• [Written task] Check each line of the records below and collect those holding "color".

--------------------

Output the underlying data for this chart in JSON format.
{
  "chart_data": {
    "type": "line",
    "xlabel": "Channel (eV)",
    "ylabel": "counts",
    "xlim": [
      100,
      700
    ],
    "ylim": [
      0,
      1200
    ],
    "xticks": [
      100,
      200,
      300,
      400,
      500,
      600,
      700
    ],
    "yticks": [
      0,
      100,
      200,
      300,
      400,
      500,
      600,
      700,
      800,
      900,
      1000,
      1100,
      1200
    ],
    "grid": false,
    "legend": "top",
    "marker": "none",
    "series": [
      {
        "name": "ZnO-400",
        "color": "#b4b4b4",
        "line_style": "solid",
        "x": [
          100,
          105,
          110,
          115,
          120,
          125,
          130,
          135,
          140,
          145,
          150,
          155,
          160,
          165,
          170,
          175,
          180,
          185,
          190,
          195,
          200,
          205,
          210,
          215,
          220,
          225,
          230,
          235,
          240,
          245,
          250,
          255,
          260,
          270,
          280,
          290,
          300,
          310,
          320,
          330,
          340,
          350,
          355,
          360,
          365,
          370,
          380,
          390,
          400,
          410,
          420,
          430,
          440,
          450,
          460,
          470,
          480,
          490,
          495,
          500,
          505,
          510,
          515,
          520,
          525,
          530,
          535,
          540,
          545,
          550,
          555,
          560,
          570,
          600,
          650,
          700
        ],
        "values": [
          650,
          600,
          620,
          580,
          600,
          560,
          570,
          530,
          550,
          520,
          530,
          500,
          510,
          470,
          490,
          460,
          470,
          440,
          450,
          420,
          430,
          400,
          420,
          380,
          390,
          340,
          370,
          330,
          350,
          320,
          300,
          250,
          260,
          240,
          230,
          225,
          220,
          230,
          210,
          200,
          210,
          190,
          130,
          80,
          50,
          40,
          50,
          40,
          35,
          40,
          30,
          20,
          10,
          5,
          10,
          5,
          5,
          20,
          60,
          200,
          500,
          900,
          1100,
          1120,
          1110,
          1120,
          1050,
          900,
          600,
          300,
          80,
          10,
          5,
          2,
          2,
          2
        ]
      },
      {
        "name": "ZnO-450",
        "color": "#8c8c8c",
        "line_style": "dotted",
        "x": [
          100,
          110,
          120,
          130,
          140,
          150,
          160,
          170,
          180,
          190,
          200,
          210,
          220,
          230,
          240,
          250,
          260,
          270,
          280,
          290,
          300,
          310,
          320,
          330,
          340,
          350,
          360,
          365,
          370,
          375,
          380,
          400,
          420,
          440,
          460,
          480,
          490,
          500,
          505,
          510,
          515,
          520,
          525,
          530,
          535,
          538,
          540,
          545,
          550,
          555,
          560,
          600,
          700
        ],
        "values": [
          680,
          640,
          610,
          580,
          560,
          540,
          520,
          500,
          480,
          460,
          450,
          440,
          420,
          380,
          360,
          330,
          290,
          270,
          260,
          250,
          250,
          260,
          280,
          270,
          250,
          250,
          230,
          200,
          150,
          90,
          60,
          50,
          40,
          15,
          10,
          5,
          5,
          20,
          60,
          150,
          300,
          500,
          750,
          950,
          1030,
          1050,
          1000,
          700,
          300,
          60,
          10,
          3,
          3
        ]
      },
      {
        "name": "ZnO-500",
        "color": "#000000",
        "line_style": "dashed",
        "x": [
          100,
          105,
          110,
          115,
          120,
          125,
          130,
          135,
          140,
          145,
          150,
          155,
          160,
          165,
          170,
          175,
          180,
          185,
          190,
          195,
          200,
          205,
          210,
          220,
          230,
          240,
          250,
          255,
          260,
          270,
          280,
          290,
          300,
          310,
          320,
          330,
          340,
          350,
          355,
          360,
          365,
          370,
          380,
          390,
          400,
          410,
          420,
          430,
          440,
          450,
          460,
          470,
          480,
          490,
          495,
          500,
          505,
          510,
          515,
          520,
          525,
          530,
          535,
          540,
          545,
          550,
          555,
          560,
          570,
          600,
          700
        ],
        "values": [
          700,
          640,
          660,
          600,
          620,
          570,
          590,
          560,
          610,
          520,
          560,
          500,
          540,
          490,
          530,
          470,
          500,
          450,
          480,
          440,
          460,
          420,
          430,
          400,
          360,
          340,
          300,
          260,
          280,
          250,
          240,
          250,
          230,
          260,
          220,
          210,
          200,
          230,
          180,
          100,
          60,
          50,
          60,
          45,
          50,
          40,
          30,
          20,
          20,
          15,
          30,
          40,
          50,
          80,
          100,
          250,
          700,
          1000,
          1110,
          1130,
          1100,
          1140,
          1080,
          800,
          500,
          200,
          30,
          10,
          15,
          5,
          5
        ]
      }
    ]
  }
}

--------------------

• [In response]
        "color": "#b4b4b4",
        "color": "#8c8c8c",
        "color": "#000000",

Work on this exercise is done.